[Start DATA ENTRIES]
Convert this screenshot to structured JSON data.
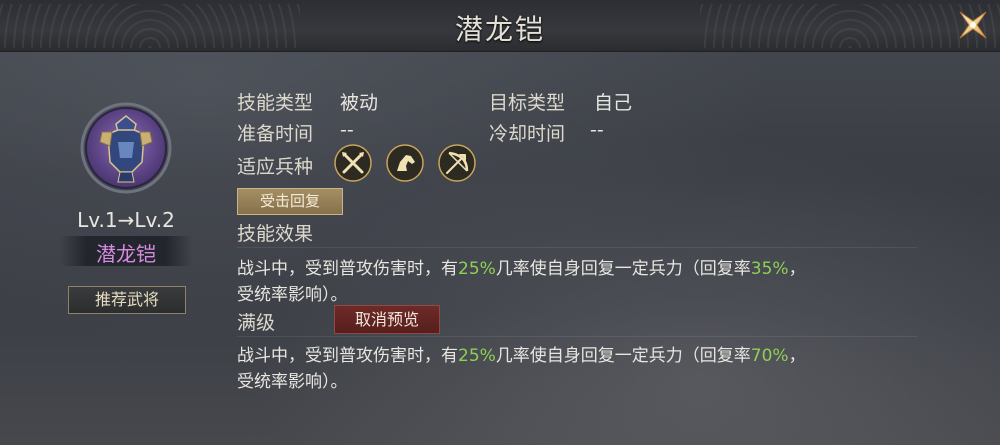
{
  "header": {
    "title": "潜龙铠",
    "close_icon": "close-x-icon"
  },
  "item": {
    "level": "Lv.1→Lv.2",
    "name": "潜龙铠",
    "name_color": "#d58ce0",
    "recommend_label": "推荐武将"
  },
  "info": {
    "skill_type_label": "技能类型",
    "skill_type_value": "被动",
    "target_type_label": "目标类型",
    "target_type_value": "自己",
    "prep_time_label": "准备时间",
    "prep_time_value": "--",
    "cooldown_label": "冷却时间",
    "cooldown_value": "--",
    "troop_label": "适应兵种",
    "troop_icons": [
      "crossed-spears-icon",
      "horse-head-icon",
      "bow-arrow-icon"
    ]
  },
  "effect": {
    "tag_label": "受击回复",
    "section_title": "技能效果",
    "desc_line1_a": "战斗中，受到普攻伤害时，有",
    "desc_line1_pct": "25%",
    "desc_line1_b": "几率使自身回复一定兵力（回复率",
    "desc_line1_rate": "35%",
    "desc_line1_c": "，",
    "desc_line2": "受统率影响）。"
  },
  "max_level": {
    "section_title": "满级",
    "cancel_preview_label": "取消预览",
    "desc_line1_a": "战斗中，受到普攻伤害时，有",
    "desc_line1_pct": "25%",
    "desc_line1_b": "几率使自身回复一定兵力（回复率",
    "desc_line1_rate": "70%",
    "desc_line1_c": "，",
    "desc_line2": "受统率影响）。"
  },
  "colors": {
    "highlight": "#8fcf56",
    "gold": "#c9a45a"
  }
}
[End DATA ENTRIES]
** WHAT THIS TASK INVOLVES **
Return the material exactly as given, apart from the pictures.

** ANSWER TO THIS TASK **
Convert this screenshot to structured JSON data.
{
  "header": {
    "title": "潜龙铠",
    "close_icon": "close-x-icon"
  },
  "item": {
    "level": "Lv.1→Lv.2",
    "name": "潜龙铠",
    "name_color": "#d58ce0",
    "recommend_label": "推荐武将"
  },
  "info": {
    "skill_type_label": "技能类型",
    "skill_type_value": "被动",
    "target_type_label": "目标类型",
    "target_type_value": "自己",
    "prep_time_label": "准备时间",
    "prep_time_value": "--",
    "cooldown_label": "冷却时间",
    "cooldown_value": "--",
    "troop_label": "适应兵种",
    "troop_icons": [
      "crossed-spears-icon",
      "horse-head-icon",
      "bow-arrow-icon"
    ]
  },
  "effect": {
    "tag_label": "受击回复",
    "section_title": "技能效果",
    "desc_line1_a": "战斗中，受到普攻伤害时，有",
    "desc_line1_pct": "25%",
    "desc_line1_b": "几率使自身回复一定兵力（回复率",
    "desc_line1_rate": "35%",
    "desc_line1_c": "，",
    "desc_line2": "受统率影响）。"
  },
  "max_level": {
    "section_title": "满级",
    "cancel_preview_label": "取消预览",
    "desc_line1_a": "战斗中，受到普攻伤害时，有",
    "desc_line1_pct": "25%",
    "desc_line1_b": "几率使自身回复一定兵力（回复率",
    "desc_line1_rate": "70%",
    "desc_line1_c": "，",
    "desc_line2": "受统率影响）。"
  },
  "colors": {
    "highlight": "#8fcf56",
    "gold": "#c9a45a"
  }
}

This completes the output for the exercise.